Gather every line holding the string "когда".

+---+

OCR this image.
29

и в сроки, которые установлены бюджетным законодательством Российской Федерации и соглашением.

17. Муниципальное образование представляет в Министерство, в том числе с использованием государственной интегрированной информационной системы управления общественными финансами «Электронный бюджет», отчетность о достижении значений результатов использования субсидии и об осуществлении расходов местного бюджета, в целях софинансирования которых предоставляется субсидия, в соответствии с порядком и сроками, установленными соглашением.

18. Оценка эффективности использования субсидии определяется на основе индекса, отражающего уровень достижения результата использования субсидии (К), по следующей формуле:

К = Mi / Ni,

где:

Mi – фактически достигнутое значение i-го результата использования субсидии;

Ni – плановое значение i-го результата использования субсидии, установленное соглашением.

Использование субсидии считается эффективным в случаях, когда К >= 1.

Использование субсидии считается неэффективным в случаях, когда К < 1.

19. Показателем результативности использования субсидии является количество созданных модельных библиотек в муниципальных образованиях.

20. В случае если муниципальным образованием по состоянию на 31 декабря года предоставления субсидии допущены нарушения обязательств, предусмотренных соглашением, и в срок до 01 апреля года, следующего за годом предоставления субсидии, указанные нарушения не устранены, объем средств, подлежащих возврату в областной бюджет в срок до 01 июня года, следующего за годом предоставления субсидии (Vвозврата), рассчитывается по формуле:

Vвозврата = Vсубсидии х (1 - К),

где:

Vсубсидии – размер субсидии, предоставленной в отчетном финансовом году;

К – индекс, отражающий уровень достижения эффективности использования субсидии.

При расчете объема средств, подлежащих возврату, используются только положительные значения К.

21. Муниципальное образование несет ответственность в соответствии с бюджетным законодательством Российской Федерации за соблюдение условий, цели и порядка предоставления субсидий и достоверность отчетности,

+---+

* _Answer to the task_:
Использование субсидии считается эффективным в случаях, когда К >= 1.
Использование субсидии считается неэффективным в случаях, когда К < 1.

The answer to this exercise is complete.